Data section.
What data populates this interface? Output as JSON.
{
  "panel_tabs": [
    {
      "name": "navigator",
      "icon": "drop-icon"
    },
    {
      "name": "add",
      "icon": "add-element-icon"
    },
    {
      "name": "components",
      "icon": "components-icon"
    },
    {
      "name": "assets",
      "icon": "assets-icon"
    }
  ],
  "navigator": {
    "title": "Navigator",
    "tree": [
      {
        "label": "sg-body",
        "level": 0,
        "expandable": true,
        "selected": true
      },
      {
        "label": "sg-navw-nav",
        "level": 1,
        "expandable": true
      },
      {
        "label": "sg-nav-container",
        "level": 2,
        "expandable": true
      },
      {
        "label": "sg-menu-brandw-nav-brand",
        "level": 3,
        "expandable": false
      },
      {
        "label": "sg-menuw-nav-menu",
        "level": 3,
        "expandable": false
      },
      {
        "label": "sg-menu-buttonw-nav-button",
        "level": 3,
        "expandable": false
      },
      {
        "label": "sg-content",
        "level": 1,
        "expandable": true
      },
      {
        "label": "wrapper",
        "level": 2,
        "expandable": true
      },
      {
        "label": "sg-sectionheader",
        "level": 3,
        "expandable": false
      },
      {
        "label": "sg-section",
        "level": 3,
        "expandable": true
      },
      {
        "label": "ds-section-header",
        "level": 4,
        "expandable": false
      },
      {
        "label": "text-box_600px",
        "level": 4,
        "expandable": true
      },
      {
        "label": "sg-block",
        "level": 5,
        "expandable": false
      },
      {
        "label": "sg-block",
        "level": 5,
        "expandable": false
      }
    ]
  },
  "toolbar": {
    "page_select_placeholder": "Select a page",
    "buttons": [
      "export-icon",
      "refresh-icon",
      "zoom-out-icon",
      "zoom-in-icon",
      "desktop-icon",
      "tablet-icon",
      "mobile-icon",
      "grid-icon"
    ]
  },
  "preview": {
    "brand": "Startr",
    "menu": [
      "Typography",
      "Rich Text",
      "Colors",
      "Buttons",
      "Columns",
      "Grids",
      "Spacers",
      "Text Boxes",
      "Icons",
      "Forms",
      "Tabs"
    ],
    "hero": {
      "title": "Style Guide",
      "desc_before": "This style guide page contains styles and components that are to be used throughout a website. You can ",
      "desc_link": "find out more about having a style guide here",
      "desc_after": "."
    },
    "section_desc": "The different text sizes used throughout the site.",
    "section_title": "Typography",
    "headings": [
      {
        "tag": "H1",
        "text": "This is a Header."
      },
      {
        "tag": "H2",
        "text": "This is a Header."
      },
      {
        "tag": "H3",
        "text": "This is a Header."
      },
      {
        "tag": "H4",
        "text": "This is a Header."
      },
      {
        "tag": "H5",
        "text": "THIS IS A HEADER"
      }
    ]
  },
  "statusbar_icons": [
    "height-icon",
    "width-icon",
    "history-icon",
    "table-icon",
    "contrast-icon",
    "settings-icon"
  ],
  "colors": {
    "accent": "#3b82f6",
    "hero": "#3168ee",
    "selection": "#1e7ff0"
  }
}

What you need to do. Repeat all entries. Match them exactly.

Answer below.
What data populates this interface? Output as JSON.
{
  "panel_tabs": [
    {
      "name": "navigator",
      "icon": "drop-icon"
    },
    {
      "name": "add",
      "icon": "add-element-icon"
    },
    {
      "name": "components",
      "icon": "components-icon"
    },
    {
      "name": "assets",
      "icon": "assets-icon"
    }
  ],
  "navigator": {
    "title": "Navigator",
    "tree": [
      {
        "label": "sg-body",
        "level": 0,
        "expandable": true,
        "selected": true
      },
      {
        "label": "sg-navw-nav",
        "level": 1,
        "expandable": true
      },
      {
        "label": "sg-nav-container",
        "level": 2,
        "expandable": true
      },
      {
        "label": "sg-menu-brandw-nav-brand",
        "level": 3,
        "expandable": false
      },
      {
        "label": "sg-menuw-nav-menu",
        "level": 3,
        "expandable": false
      },
      {
        "label": "sg-menu-buttonw-nav-button",
        "level": 3,
        "expandable": false
      },
      {
        "label": "sg-content",
        "level": 1,
        "expandable": true
      },
      {
        "label": "wrapper",
        "level": 2,
        "expandable": true
      },
      {
        "label": "sg-sectionheader",
        "level": 3,
        "expandable": false
      },
      {
        "label": "sg-section",
        "level": 3,
        "expandable": true
      },
      {
        "label": "ds-section-header",
        "level": 4,
        "expandable": false
      },
      {
        "label": "text-box_600px",
        "level": 4,
        "expandable": true
      },
      {
        "label": "sg-block",
        "level": 5,
        "expandable": false
      },
      {
        "label": "sg-block",
        "level": 5,
        "expandable": false
      }
    ]
  },
  "toolbar": {
    "page_select_placeholder": "Select a page",
    "buttons": [
      "export-icon",
      "refresh-icon",
      "zoom-out-icon",
      "zoom-in-icon",
      "desktop-icon",
      "tablet-icon",
      "mobile-icon",
      "grid-icon"
    ]
  },
  "preview": {
    "brand": "Startr",
    "menu": [
      "Typography",
      "Rich Text",
      "Colors",
      "Buttons",
      "Columns",
      "Grids",
      "Spacers",
      "Text Boxes",
      "Icons",
      "Forms",
      "Tabs"
    ],
    "hero": {
      "title": "Style Guide",
      "desc_before": "This style guide page contains styles and components that are to be used throughout a website. You can ",
      "desc_link": "find out more about having a style guide here",
      "desc_after": "."
    },
    "section_desc": "The different text sizes used throughout the site.",
    "section_title": "Typography",
    "headings": [
      {
        "tag": "H1",
        "text": "This is a Header."
      },
      {
        "tag": "H2",
        "text": "This is a Header."
      },
      {
        "tag": "H3",
        "text": "This is a Header."
      },
      {
        "tag": "H4",
        "text": "This is a Header."
      },
      {
        "tag": "H5",
        "text": "THIS IS A HEADER"
      }
    ]
  },
  "statusbar_icons": [
    "height-icon",
    "width-icon",
    "history-icon",
    "table-icon",
    "contrast-icon",
    "settings-icon"
  ],
  "colors": {
    "accent": "#3b82f6",
    "hero": "#3168ee",
    "selection": "#1e7ff0"
  }
}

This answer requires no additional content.